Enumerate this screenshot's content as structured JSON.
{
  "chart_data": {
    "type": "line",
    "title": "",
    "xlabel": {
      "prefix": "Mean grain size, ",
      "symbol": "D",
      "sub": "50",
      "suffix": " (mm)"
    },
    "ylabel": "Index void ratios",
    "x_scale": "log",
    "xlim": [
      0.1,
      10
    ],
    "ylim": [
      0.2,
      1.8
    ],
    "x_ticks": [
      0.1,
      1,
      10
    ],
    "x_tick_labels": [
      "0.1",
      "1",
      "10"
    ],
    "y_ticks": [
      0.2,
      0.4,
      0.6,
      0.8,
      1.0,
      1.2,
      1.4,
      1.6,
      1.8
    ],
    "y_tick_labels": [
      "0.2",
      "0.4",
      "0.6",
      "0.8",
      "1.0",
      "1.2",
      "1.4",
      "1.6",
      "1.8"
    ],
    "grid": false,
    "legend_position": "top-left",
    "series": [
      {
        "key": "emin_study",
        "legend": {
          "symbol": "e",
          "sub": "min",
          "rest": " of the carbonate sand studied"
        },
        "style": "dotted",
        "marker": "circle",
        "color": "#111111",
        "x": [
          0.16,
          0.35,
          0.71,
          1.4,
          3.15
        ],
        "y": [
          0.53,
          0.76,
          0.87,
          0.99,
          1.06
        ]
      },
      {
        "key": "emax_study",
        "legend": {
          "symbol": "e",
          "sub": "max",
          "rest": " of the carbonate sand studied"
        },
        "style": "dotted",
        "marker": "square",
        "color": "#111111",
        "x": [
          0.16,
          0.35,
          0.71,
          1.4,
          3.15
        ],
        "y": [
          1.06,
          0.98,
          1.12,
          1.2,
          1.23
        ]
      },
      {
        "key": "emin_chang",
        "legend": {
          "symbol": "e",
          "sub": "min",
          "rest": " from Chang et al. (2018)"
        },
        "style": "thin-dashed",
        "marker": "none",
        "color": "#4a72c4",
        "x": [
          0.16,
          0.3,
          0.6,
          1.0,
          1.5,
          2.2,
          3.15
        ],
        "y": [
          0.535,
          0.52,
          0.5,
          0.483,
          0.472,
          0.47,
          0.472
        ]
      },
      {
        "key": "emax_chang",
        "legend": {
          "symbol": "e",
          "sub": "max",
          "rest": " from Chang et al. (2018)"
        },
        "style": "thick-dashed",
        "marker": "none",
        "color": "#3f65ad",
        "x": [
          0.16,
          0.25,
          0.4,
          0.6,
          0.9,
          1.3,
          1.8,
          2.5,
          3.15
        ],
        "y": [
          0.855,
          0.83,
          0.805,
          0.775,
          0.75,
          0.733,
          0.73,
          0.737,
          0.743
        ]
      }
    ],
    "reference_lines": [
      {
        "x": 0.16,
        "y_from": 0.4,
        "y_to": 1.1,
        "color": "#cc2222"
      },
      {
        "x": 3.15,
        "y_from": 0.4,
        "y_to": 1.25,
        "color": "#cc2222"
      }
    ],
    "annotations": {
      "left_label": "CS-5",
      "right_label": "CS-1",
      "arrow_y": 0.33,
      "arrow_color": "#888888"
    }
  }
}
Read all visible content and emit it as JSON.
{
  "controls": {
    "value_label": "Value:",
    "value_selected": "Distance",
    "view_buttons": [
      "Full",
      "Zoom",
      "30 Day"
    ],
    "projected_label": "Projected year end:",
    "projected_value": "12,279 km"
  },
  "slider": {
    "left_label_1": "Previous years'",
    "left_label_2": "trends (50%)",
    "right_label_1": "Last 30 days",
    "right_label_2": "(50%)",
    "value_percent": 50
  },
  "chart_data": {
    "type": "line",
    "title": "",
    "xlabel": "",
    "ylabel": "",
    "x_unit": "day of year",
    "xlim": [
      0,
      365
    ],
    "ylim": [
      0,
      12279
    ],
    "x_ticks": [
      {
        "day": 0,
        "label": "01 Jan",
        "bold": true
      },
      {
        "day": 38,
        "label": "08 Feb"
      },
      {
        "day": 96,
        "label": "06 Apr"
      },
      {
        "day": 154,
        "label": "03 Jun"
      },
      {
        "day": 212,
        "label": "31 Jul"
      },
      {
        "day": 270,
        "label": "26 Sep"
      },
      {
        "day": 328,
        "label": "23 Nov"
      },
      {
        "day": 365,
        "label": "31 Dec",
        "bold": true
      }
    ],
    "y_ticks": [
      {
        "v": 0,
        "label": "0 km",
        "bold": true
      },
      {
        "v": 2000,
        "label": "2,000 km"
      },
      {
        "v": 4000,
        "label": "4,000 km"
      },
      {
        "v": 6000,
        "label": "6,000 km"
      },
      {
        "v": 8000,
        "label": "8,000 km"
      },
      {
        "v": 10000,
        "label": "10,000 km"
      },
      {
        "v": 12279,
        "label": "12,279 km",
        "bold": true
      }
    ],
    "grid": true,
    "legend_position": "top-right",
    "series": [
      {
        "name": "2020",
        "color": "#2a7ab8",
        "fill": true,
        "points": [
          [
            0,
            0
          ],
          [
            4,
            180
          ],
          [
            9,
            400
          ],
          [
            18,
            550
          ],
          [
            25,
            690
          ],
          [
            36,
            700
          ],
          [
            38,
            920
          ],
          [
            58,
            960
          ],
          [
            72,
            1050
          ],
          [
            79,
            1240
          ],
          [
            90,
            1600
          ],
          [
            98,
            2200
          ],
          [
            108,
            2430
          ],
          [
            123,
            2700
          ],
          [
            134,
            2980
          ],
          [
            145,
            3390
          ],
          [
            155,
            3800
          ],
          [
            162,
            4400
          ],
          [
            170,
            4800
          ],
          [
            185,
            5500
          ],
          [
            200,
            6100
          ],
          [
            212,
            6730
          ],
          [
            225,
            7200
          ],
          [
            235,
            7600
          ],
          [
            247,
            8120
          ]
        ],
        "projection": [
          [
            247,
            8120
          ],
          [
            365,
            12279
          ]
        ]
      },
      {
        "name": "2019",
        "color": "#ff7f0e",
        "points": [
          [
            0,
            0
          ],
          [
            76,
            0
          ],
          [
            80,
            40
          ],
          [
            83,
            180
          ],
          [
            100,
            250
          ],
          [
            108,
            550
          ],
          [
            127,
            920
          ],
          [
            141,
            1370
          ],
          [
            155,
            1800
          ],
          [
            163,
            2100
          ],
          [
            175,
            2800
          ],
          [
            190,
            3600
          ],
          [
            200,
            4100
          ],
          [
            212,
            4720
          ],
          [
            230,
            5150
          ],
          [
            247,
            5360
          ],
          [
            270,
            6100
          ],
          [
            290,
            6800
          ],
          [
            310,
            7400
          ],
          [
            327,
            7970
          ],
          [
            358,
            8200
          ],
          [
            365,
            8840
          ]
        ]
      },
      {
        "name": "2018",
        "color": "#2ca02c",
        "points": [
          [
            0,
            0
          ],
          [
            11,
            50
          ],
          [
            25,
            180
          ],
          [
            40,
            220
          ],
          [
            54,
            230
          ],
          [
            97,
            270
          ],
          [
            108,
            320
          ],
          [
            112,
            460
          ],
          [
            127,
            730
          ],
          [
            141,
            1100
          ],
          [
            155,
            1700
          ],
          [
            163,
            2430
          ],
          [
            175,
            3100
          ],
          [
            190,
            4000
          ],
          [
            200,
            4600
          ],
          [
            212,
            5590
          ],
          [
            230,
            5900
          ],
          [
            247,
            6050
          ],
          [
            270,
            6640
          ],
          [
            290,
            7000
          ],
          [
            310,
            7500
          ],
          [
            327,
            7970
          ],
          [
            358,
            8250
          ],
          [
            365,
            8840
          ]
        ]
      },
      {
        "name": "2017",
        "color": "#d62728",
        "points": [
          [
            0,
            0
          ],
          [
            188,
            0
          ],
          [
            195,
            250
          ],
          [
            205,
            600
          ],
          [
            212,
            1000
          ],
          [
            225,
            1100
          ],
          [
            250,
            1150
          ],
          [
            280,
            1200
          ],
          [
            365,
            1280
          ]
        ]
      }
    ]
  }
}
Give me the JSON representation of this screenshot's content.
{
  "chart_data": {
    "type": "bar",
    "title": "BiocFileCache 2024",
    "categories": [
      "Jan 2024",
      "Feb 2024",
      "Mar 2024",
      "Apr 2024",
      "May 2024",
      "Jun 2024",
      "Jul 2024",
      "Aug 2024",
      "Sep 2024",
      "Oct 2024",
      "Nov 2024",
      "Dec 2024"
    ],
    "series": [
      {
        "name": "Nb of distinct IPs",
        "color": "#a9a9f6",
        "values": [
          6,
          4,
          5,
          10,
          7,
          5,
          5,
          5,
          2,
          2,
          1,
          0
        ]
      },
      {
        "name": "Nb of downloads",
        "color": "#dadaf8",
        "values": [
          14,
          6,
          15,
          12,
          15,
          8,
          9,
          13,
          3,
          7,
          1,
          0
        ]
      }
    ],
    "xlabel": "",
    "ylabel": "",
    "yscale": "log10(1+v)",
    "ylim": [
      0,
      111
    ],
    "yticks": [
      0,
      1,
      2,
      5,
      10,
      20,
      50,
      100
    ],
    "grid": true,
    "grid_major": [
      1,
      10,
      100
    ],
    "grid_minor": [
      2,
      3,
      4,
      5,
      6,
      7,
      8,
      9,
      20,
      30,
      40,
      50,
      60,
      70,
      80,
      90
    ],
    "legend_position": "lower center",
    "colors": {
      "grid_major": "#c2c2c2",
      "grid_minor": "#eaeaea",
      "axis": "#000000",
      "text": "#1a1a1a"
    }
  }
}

What you will do:
In the records above, find each line with the word "screenshot" and copy it.

Response to this task:
Enumerate this screenshot's content as structured JSON.
Give me the JSON representation of this screenshot's content.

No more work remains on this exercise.